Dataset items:
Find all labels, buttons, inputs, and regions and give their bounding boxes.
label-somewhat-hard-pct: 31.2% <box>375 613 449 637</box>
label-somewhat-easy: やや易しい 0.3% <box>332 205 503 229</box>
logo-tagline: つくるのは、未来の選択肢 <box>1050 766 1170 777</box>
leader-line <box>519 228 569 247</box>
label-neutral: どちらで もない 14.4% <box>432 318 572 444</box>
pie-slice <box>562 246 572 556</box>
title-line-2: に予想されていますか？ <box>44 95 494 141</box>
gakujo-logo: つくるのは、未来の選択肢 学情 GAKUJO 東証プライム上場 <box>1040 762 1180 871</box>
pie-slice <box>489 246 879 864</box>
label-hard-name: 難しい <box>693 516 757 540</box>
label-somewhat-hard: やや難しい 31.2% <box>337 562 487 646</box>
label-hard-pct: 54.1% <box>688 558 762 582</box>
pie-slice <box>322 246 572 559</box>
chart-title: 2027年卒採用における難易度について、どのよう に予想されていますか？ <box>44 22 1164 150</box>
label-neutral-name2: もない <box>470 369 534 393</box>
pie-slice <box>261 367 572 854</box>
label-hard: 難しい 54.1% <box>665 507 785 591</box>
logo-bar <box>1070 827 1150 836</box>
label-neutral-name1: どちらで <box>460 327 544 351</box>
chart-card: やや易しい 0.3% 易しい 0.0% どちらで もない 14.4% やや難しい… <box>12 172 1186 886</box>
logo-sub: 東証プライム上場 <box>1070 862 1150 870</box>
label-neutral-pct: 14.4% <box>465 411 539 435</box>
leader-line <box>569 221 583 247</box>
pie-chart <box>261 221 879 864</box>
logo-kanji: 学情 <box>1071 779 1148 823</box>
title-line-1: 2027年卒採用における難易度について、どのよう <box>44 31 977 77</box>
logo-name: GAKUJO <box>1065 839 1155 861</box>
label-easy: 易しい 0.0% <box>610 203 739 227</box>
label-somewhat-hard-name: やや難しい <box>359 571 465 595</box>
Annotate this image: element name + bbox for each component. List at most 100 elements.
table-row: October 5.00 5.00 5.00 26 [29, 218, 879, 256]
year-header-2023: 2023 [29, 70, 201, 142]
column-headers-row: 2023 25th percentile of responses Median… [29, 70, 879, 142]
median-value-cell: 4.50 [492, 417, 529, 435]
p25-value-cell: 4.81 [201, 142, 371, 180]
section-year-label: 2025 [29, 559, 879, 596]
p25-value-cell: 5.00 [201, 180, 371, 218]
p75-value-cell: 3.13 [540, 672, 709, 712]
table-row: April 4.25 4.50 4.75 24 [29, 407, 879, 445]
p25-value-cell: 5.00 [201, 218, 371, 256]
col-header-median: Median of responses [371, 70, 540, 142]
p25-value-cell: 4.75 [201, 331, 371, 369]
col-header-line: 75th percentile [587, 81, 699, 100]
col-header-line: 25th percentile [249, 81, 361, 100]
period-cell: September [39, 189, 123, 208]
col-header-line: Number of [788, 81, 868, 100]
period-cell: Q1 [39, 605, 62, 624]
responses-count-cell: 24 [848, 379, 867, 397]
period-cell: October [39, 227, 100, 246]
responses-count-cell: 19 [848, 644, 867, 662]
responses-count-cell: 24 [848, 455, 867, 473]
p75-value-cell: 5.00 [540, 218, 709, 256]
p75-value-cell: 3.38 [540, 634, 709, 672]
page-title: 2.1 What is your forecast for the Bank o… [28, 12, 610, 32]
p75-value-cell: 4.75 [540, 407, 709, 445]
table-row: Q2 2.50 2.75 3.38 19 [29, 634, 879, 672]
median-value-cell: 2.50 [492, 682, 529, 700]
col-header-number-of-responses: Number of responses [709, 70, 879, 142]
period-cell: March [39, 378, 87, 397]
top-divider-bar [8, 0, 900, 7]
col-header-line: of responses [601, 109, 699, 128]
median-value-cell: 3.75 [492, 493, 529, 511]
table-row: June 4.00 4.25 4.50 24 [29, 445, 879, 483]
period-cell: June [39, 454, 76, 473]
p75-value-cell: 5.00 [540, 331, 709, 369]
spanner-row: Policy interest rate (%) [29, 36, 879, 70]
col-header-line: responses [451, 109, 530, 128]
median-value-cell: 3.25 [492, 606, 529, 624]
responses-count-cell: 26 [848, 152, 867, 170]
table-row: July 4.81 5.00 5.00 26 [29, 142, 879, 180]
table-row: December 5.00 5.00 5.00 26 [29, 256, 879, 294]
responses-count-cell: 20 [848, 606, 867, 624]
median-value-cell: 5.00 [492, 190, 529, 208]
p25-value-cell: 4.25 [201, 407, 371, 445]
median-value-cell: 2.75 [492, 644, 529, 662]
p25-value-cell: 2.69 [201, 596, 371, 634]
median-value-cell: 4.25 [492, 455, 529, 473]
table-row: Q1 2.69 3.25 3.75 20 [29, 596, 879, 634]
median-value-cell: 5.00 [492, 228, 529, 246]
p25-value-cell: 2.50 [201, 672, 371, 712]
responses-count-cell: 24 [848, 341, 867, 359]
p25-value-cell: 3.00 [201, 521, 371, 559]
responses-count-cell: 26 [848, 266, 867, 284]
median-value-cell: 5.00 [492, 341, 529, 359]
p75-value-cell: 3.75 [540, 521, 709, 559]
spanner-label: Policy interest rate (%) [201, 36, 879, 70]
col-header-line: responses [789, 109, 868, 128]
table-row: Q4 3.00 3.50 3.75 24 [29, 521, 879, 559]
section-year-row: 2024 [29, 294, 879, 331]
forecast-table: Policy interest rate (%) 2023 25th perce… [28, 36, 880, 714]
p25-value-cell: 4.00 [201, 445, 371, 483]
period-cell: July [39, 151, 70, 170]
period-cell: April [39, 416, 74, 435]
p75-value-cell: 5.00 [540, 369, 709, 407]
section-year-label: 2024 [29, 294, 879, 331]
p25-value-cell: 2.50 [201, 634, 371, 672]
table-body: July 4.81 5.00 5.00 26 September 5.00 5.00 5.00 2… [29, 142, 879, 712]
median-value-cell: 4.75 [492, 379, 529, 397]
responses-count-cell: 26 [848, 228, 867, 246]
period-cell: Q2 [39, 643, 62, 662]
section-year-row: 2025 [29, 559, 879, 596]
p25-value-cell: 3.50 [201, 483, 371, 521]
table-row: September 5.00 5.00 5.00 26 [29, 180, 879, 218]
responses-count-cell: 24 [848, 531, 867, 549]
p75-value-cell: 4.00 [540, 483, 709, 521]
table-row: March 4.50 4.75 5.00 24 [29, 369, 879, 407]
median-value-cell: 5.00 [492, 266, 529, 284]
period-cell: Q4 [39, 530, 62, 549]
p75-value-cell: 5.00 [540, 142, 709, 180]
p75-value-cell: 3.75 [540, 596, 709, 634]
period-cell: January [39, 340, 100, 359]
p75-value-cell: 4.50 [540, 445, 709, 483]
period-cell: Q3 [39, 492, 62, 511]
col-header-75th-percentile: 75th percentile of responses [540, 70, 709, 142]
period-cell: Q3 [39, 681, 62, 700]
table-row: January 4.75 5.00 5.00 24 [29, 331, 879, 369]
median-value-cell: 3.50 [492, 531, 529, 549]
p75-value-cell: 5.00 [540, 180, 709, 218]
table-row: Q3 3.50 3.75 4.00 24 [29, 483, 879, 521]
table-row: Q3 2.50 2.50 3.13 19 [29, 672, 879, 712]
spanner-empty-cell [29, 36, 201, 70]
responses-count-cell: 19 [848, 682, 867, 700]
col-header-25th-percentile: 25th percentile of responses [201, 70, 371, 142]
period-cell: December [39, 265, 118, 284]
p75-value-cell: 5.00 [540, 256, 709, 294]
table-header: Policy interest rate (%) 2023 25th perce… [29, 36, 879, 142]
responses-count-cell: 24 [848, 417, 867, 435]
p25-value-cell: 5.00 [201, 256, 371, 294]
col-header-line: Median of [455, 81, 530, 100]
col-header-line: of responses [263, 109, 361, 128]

* _Task instructions_:
Reproduce the records from their start through the line containing "year-header-2023: 2023 [29, 70, 201, 142]", swapping "pie-slice" for "pie-wedge" and leaving everything else unchanged.

* _Response for this exercise_:
Find all labels, buttons, inputs, and regions and give their bounding boxes.
label-somewhat-hard-pct: 31.2% <box>375 613 449 637</box>
label-somewhat-easy: やや易しい 0.3% <box>332 205 503 229</box>
logo-tagline: つくるのは、未来の選択肢 <box>1050 766 1170 777</box>
leader-line <box>519 228 569 247</box>
label-neutral: どちらで もない 14.4% <box>432 318 572 444</box>
pie-wedge <box>562 246 572 556</box>
title-line-2: に予想されていますか？ <box>44 95 494 141</box>
gakujo-logo: つくるのは、未来の選択肢 学情 GAKUJO 東証プライム上場 <box>1040 762 1180 871</box>
pie-wedge <box>489 246 879 864</box>
label-hard-name: 難しい <box>693 516 757 540</box>
label-somewhat-hard: やや難しい 31.2% <box>337 562 487 646</box>
label-hard-pct: 54.1% <box>688 558 762 582</box>
pie-wedge <box>322 246 572 559</box>
chart-title: 2027年卒採用における難易度について、どのよう に予想されていますか？ <box>44 22 1164 150</box>
label-neutral-name2: もない <box>470 369 534 393</box>
pie-wedge <box>261 367 572 854</box>
label-hard: 難しい 54.1% <box>665 507 785 591</box>
logo-bar <box>1070 827 1150 836</box>
label-neutral-name1: どちらで <box>460 327 544 351</box>
chart-card: やや易しい 0.3% 易しい 0.0% どちらで もない 14.4% やや難しい… <box>12 172 1186 886</box>
logo-sub: 東証プライム上場 <box>1070 862 1150 870</box>
label-neutral-pct: 14.4% <box>465 411 539 435</box>
leader-line <box>569 221 583 247</box>
pie-chart <box>261 221 879 864</box>
logo-kanji: 学情 <box>1071 779 1148 823</box>
title-line-1: 2027年卒採用における難易度について、どのよう <box>44 31 977 77</box>
logo-name: GAKUJO <box>1065 839 1155 861</box>
label-easy: 易しい 0.0% <box>610 203 739 227</box>
label-somewhat-hard-name: やや難しい <box>359 571 465 595</box>
Annotate this image: element name + bbox for each component. List at most 100 elements.
table-row: October 5.00 5.00 5.00 26 [29, 218, 879, 256]
year-header-2023: 2023 [29, 70, 201, 142]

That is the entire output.